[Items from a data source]
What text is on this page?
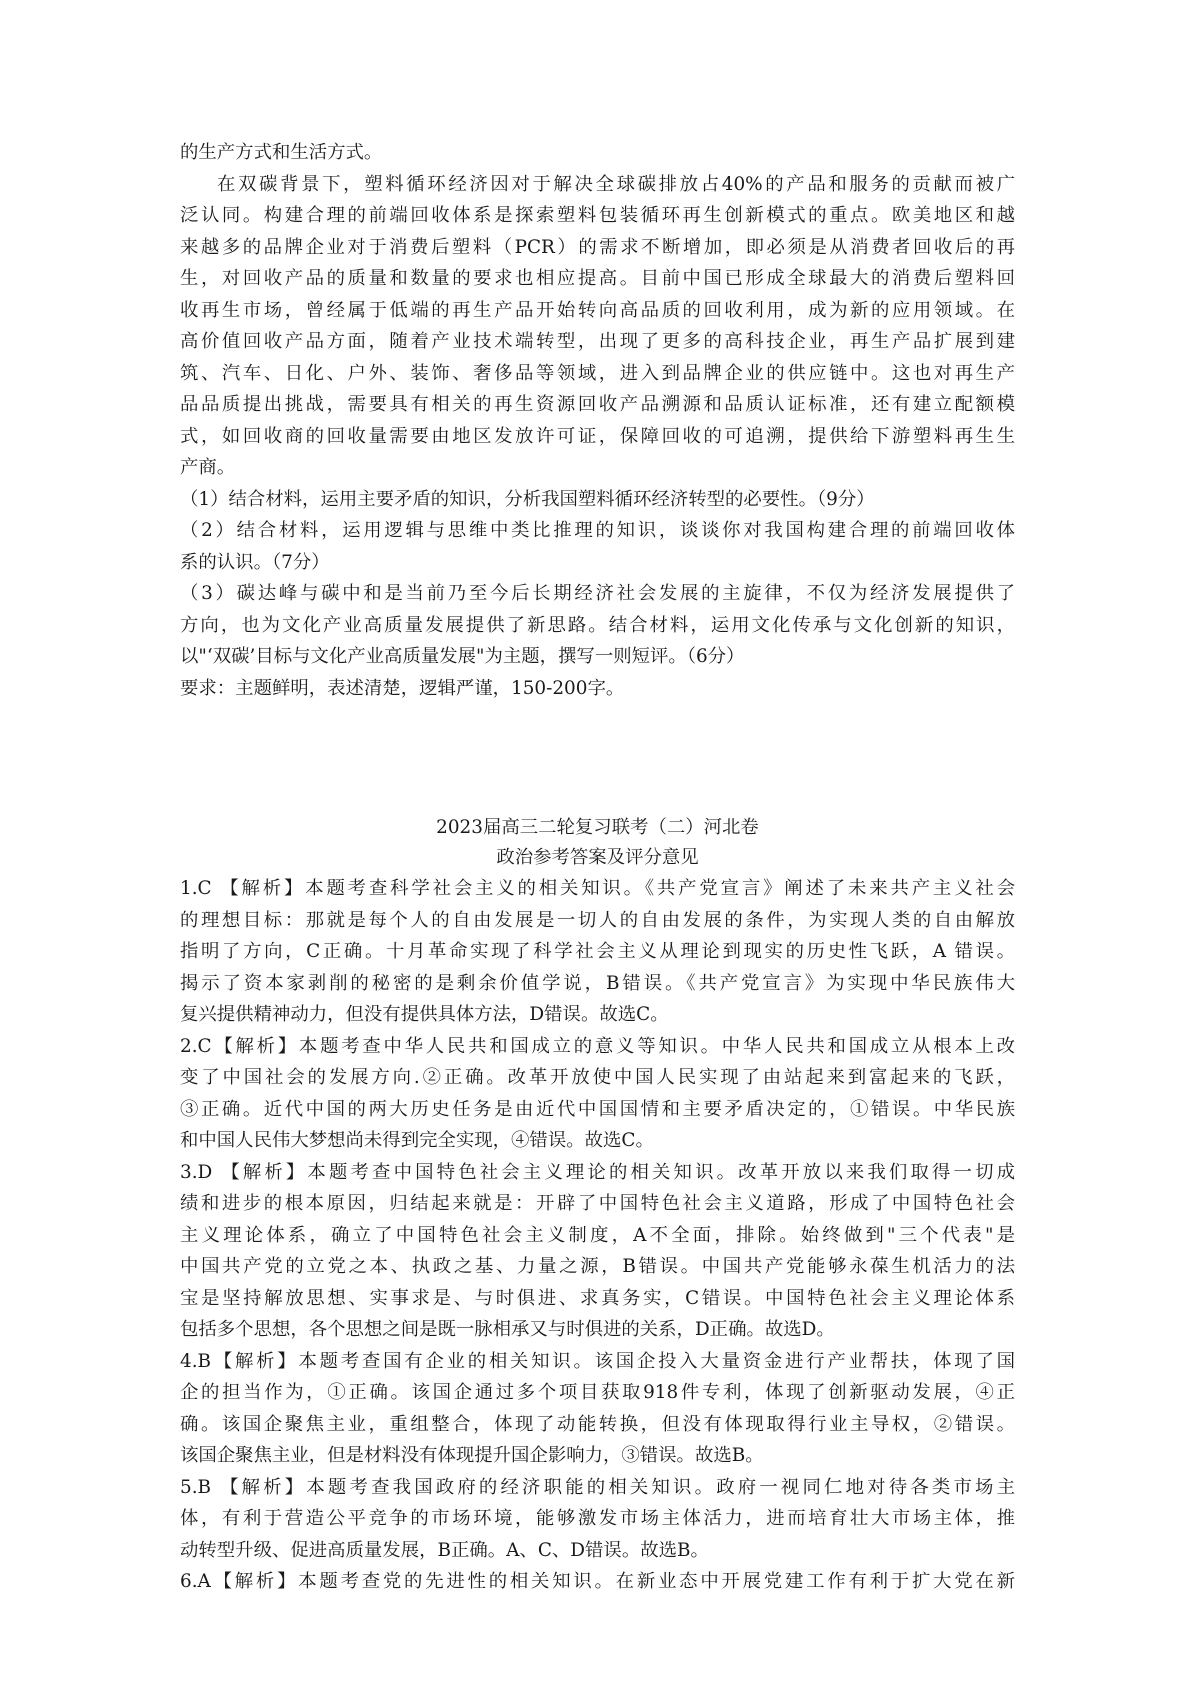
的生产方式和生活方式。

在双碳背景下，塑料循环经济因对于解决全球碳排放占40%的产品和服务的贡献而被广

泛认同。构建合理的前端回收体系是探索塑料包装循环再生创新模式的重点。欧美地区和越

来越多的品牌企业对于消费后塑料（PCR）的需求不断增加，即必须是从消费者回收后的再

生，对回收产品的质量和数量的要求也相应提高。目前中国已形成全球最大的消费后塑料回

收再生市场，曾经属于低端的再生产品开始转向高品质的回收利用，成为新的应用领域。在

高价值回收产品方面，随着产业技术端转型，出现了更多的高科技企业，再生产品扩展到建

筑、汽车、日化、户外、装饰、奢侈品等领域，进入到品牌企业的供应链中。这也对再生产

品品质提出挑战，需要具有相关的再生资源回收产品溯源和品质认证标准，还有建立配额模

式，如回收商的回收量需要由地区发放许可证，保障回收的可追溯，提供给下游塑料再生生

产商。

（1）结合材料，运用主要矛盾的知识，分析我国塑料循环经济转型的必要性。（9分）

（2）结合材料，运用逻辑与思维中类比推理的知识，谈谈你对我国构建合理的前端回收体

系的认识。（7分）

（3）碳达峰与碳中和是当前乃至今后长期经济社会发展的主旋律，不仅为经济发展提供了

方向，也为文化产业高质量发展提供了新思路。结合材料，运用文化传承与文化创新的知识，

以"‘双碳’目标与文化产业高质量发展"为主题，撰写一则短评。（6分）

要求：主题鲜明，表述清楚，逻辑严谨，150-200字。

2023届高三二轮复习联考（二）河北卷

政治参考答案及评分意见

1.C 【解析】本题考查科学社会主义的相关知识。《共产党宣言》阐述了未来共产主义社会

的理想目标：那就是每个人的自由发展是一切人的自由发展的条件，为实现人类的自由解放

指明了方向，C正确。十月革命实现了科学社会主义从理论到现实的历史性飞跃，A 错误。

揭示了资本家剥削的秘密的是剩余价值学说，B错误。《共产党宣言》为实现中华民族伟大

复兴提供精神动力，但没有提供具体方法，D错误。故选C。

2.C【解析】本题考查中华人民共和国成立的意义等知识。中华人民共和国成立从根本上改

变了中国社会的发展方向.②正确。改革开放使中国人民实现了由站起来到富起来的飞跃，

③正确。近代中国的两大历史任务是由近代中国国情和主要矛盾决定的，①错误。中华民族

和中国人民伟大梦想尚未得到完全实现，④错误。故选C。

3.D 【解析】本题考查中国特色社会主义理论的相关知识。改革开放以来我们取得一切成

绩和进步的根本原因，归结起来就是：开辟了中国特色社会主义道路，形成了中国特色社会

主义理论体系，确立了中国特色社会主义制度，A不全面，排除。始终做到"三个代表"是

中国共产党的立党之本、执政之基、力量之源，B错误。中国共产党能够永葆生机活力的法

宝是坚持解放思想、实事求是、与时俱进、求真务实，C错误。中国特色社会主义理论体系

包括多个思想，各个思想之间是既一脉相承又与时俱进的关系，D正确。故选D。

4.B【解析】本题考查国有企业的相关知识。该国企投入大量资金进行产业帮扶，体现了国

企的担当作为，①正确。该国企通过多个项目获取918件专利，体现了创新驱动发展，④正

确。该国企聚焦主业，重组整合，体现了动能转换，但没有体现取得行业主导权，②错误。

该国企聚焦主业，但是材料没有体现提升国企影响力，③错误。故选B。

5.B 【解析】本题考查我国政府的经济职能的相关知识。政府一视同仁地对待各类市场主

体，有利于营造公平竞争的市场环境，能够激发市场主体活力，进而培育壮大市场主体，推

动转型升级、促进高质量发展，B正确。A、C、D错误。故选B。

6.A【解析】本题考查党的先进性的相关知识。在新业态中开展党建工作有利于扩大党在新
* * *
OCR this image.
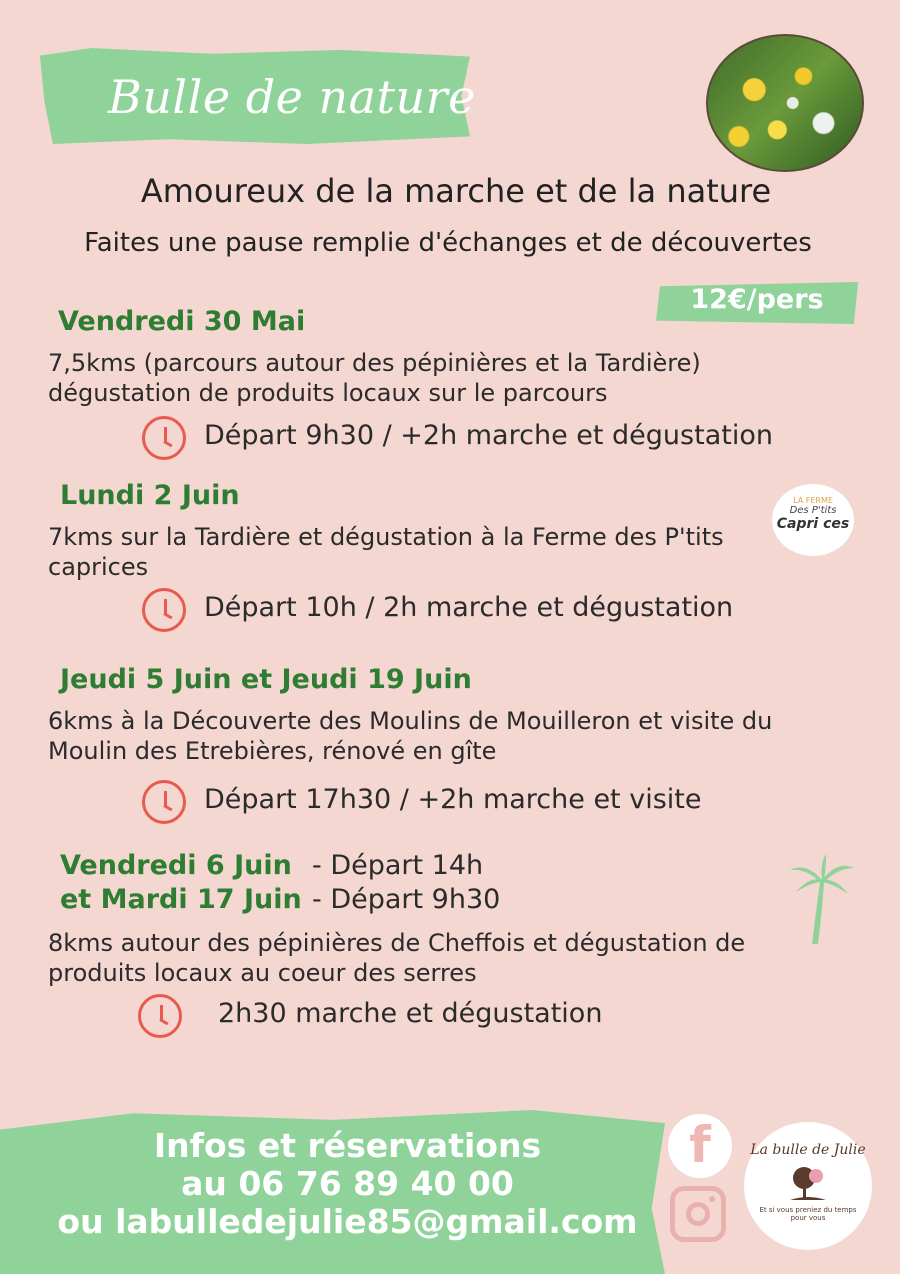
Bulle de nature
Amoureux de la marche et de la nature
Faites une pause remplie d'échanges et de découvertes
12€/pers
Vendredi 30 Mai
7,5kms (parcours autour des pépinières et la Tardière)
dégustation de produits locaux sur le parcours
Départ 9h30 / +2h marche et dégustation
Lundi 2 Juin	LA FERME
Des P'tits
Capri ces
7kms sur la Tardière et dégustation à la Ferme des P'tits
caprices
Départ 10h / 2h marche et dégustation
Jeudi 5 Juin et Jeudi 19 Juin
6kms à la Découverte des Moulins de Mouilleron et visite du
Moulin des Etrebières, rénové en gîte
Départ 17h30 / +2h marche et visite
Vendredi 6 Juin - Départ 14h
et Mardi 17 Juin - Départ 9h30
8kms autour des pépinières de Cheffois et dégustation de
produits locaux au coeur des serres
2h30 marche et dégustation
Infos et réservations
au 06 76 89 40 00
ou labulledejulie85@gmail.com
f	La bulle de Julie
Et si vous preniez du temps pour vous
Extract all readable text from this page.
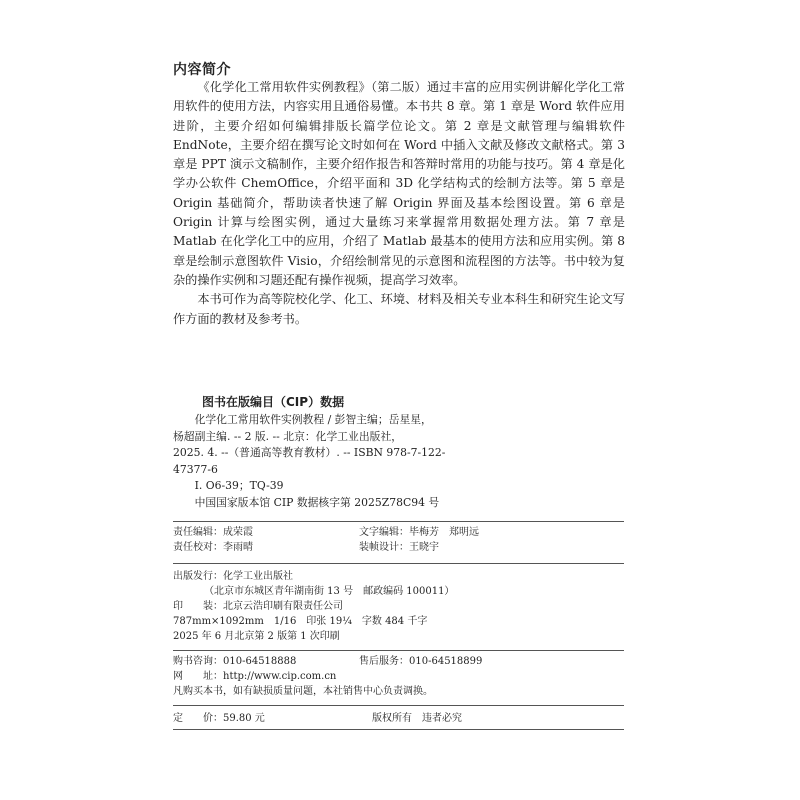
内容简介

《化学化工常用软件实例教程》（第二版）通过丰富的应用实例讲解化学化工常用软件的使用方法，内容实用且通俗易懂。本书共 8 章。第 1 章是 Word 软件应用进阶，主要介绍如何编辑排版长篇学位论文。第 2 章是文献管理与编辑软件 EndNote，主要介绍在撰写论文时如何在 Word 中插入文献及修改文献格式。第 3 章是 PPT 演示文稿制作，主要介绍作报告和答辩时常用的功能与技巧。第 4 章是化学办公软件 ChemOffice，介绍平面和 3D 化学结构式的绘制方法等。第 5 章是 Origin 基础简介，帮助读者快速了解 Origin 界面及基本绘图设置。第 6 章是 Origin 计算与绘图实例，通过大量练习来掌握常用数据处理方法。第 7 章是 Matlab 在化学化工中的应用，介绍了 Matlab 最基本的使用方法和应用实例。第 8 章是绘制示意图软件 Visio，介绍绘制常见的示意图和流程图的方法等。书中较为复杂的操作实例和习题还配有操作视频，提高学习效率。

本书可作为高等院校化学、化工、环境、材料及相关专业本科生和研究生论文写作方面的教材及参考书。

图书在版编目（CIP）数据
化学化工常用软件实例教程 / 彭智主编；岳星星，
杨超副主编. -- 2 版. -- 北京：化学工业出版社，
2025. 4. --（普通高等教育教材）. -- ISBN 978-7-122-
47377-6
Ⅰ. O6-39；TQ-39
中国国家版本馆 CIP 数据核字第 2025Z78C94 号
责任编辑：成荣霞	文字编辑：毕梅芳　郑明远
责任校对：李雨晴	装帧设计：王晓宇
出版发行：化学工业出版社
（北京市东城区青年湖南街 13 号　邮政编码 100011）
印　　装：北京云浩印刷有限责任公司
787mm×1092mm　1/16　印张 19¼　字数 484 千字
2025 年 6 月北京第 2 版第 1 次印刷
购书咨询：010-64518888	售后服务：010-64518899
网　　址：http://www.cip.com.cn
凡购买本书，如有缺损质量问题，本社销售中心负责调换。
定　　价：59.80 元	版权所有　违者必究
==
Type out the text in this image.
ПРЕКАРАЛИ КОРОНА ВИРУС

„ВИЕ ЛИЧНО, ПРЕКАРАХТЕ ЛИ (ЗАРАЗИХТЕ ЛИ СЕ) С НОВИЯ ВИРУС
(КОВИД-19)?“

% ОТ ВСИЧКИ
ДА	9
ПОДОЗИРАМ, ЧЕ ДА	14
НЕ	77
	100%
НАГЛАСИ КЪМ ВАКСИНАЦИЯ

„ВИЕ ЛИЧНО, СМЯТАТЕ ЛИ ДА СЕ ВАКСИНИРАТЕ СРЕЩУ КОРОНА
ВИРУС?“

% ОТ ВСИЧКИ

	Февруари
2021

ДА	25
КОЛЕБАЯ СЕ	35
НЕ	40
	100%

* [Requirement]: Display every line of the listing that contains the string "ЛИЧНО".

* [Task solution]:
„ВИЕ ЛИЧНО, ПРЕКАРАХТЕ ЛИ (ЗАРАЗИХТЕ ЛИ СЕ) С НОВИЯ ВИРУС
„ВИЕ ЛИЧНО, СМЯТАТЕ ЛИ ДА СЕ ВАКСИНИРАТЕ СРЕЩУ КОРОНА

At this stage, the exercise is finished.